• [Brief]
Restate the full set of records exactly, word for word.

━━ Data supplied ━━

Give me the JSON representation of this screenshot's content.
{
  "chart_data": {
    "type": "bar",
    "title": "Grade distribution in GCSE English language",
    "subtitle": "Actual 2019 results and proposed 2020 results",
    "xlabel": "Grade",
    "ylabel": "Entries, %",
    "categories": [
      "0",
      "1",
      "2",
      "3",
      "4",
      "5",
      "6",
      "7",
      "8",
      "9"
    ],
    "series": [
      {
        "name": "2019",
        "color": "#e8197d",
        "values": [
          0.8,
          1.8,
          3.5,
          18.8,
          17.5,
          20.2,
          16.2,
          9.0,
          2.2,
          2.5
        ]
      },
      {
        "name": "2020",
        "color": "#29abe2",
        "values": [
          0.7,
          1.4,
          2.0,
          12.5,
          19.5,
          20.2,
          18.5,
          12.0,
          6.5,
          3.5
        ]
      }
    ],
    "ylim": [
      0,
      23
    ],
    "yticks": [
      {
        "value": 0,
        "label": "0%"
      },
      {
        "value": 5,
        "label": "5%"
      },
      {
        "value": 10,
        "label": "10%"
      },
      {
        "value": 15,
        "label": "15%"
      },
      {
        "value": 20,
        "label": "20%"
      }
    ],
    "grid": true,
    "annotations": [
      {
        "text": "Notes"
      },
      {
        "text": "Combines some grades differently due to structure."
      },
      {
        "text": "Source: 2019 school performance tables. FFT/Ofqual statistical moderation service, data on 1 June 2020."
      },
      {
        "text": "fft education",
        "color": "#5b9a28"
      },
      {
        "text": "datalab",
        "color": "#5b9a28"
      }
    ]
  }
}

━━━

• [Answer to this exercise]
Give me the JSON representation of this screenshot's content.
{
  "chart_data": {
    "type": "bar",
    "title": "Grade distribution in GCSE English language",
    "subtitle": "Actual 2019 results and proposed 2020 results",
    "xlabel": "Grade",
    "ylabel": "Entries, %",
    "categories": [
      "0",
      "1",
      "2",
      "3",
      "4",
      "5",
      "6",
      "7",
      "8",
      "9"
    ],
    "series": [
      {
        "name": "2019",
        "color": "#e8197d",
        "values": [
          0.8,
          1.8,
          3.5,
          18.8,
          17.5,
          20.2,
          16.2,
          9.0,
          2.2,
          2.5
        ]
      },
      {
        "name": "2020",
        "color": "#29abe2",
        "values": [
          0.7,
          1.4,
          2.0,
          12.5,
          19.5,
          20.2,
          18.5,
          12.0,
          6.5,
          3.5
        ]
      }
    ],
    "ylim": [
      0,
      23
    ],
    "yticks": [
      {
        "value": 0,
        "label": "0%"
      },
      {
        "value": 5,
        "label": "5%"
      },
      {
        "value": 10,
        "label": "10%"
      },
      {
        "value": 15,
        "label": "15%"
      },
      {
        "value": 20,
        "label": "20%"
      }
    ],
    "grid": true,
    "annotations": [
      {
        "text": "Notes"
      },
      {
        "text": "Combines some grades differently due to structure."
      },
      {
        "text": "Source: 2019 school performance tables. FFT/Ofqual statistical moderation service, data on 1 June 2020."
      },
      {
        "text": "fft education",
        "color": "#5b9a28"
      },
      {
        "text": "datalab",
        "color": "#5b9a28"
      }
    ]
  }
}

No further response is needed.